— START OF DATASET EXTRACT —

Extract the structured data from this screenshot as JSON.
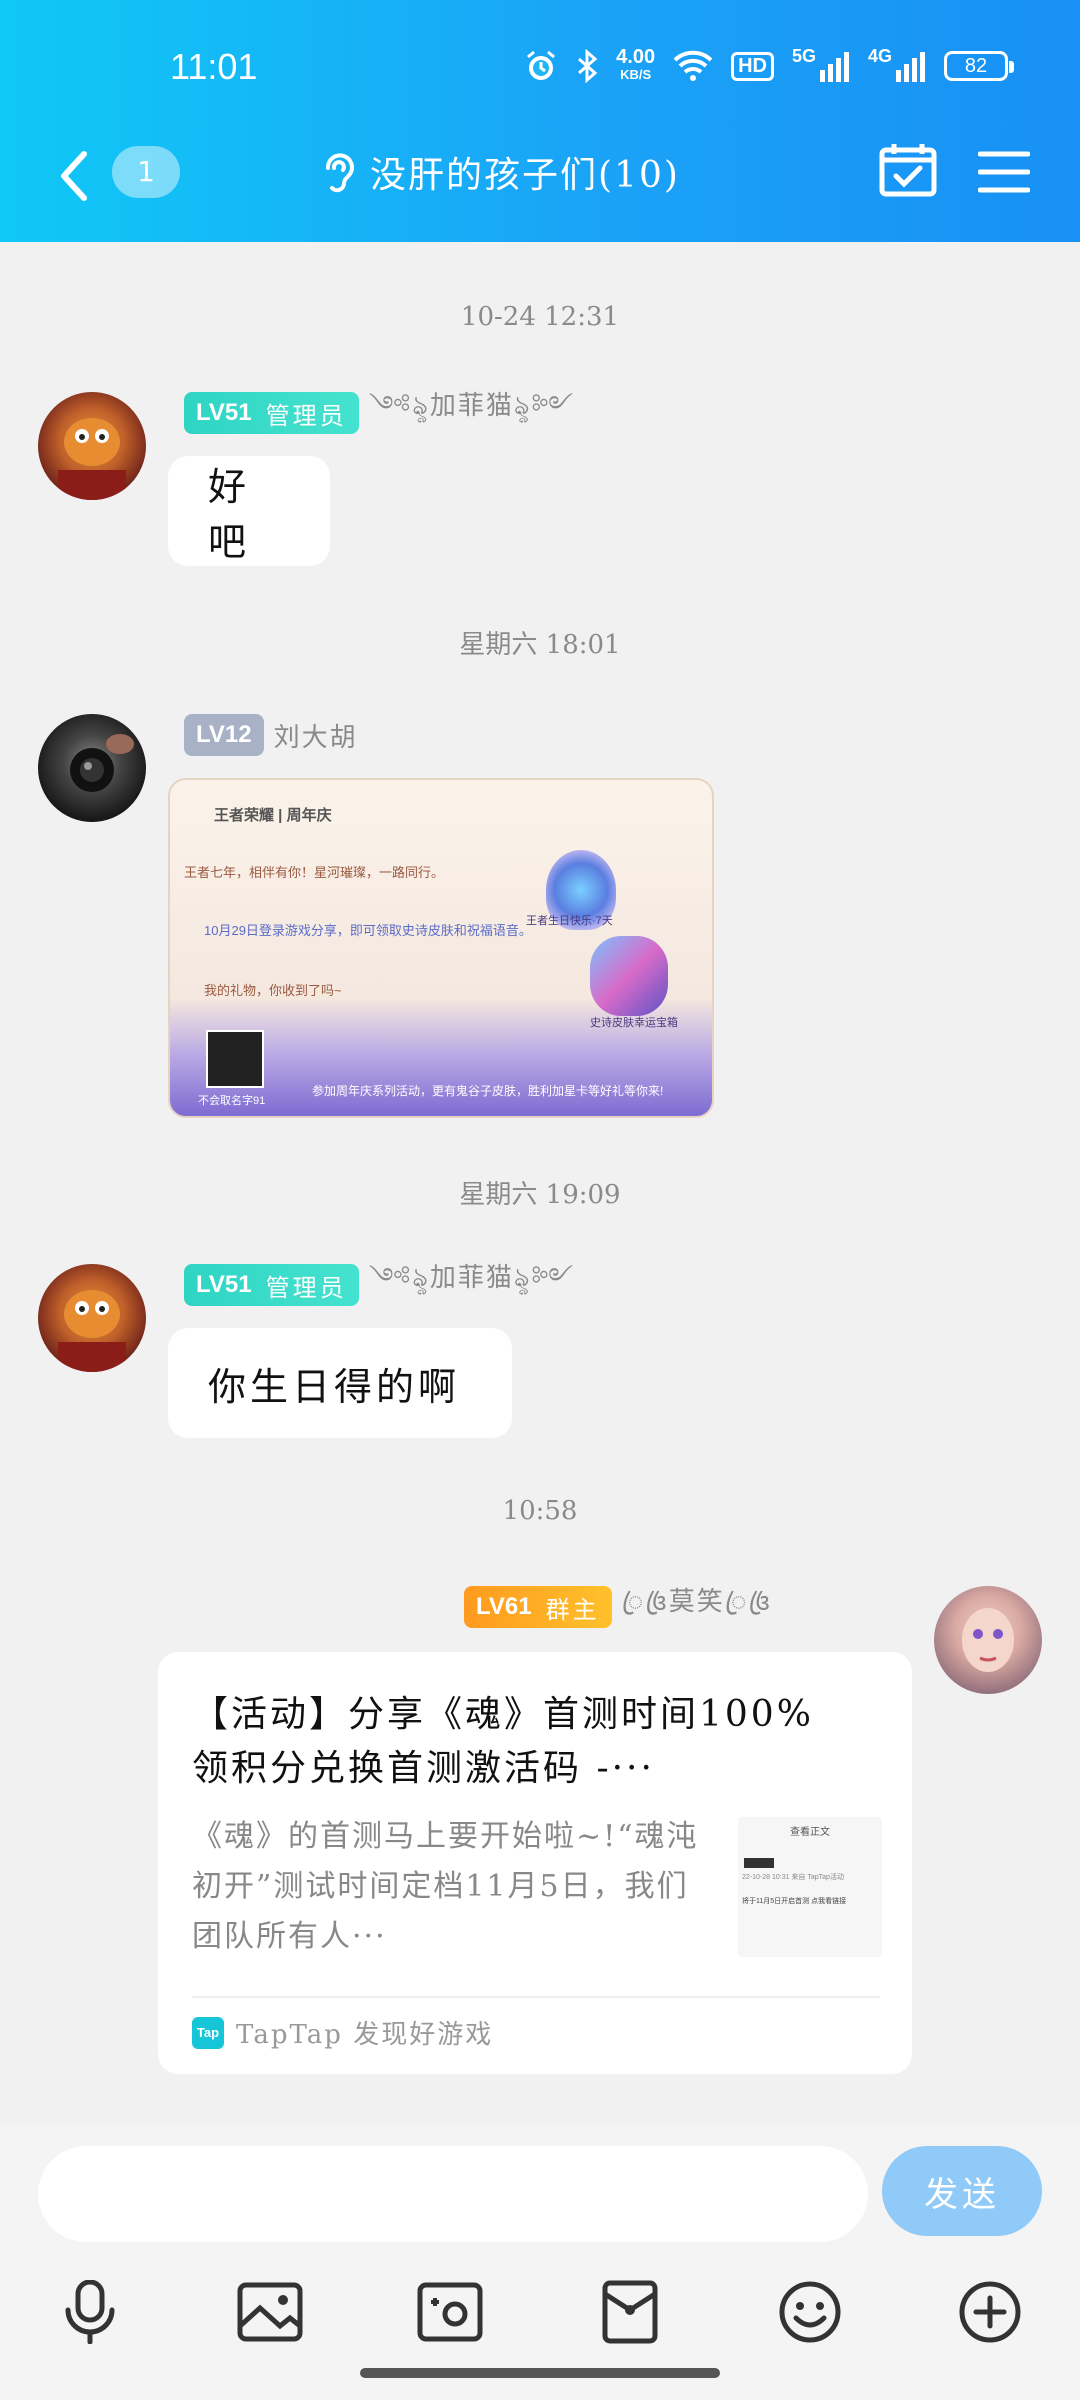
{
  "status_bar": {
    "time": "11:01",
    "speed": "4.00",
    "speed_unit": "KB/S",
    "hd": "HD",
    "net1": "5G",
    "net2": "4G",
    "battery": "82"
  },
  "header": {
    "unread_count": "1",
    "title": "没肝的孩子们(10)"
  },
  "messages": [
    {
      "timestamp": "10-24 12:31",
      "level": "LV51",
      "role": "管理员",
      "nickname": "༺ৡ加菲猫ৡ༻",
      "text": "好吧"
    },
    {
      "timestamp": "星期六 18:01",
      "level": "LV12",
      "nickname": "刘大胡",
      "image": {
        "line1": "王者七年，相伴有你！星河璀璨，一路同行。",
        "line2": "10月29日登录游戏分享，即可领取史诗皮肤和祝福语音。",
        "line3": "我的礼物，你收到了吗~",
        "badge1": "王者生日快乐·7天",
        "badge2": "史诗皮肤幸运宝箱",
        "footer": "参加周年庆系列活动，更有鬼谷子皮肤，胜利加星卡等好礼等你来!",
        "user": "不会取名字91",
        "brand1": "王者荣耀",
        "brand2": "周年庆"
      }
    },
    {
      "timestamp": "星期六 19:09",
      "level": "LV51",
      "role": "管理员",
      "nickname": "༺ৡ加菲猫ৡ༻",
      "text": "你生日得的啊"
    },
    {
      "timestamp": "10:58",
      "level": "LV61",
      "role": "群主",
      "nickname": "ꦿ꧔ꦿ莫笑ꦿ꧔ꦿ",
      "card": {
        "title": "【活动】分享《魂》首测时间100%领积分兑换首测激活码 -···",
        "desc": "《魂》的首测马上要开始啦~!“魂沌初开”测试时间定档11月5日，我们团队所有人···",
        "thumb_title": "查看正文",
        "thumb_text1": "22-10-28 10:31 来自 TapTap活动",
        "thumb_text2": "将于11月5日开启首测 点我看链接",
        "source": "TapTap 发现好游戏",
        "source_icon": "Tap"
      }
    }
  ],
  "input": {
    "placeholder": "",
    "send_label": "发送"
  },
  "colors": {
    "header_start": "#10c8f6",
    "header_end": "#1890f5",
    "send": "#8fcaf8"
  }
}
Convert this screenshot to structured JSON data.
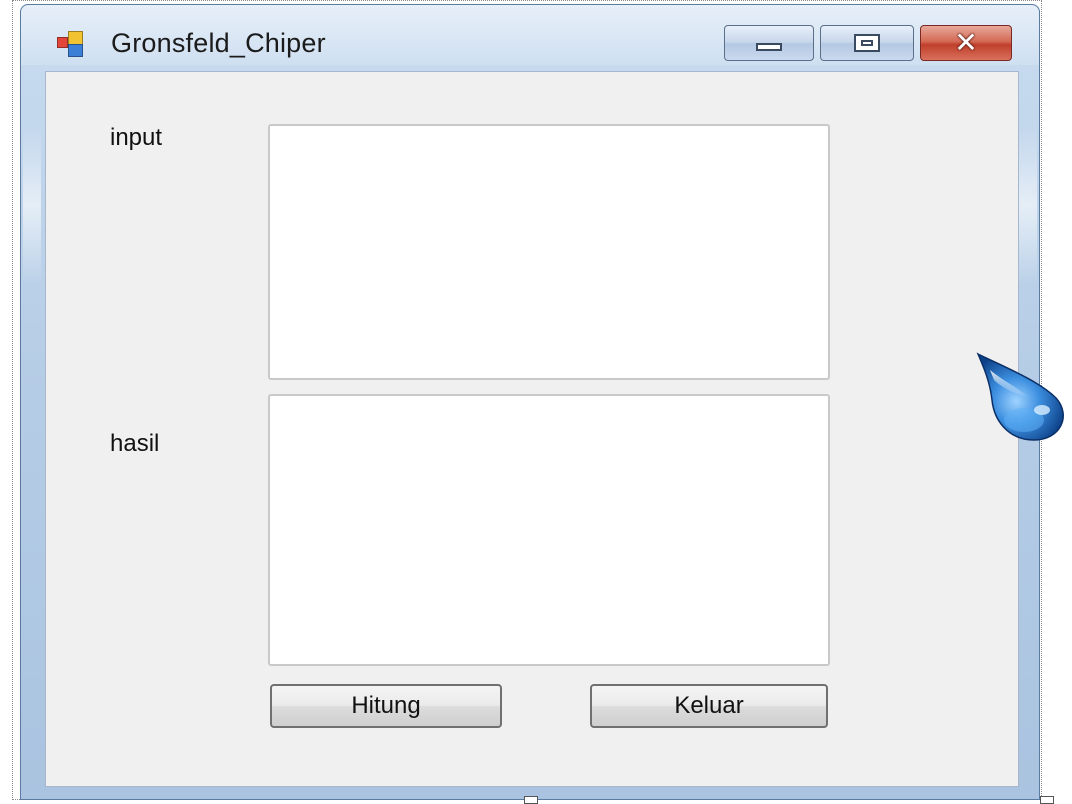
{
  "window": {
    "title": "Gronsfeld_Chiper",
    "icon": "windows-forms-app-icon",
    "controls": {
      "minimize_icon": "minimize-icon",
      "maximize_icon": "maximize-icon",
      "close_icon": "close-icon",
      "close_glyph": "✕"
    }
  },
  "form": {
    "input_label": "input",
    "result_label": "hasil",
    "input_value": "",
    "result_value": "",
    "calculate_button": "Hitung",
    "exit_button": "Keluar"
  },
  "overlay": {
    "icon": "water-drop-icon"
  },
  "colors": {
    "form_background": "#f0f0f0",
    "frame": "#b6cde6",
    "close_button": "#c0402c",
    "drop_blue": "#2f7fd0"
  }
}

— END OF DATASET EXTRACT —

> YOUR OBJECTIVE:
Search the preceding listing for the word "nickname" and pull out every line that holds it.

> WRITTEN RESPONSE:
      "nickname": "༺ৡ加菲猫ৡ༻",
      "nickname": "刘大胡",
      "nickname": "༺ৡ加菲猫ৡ༻",
      "nickname": "ꦿ꧔ꦿ莫笑ꦿ꧔ꦿ",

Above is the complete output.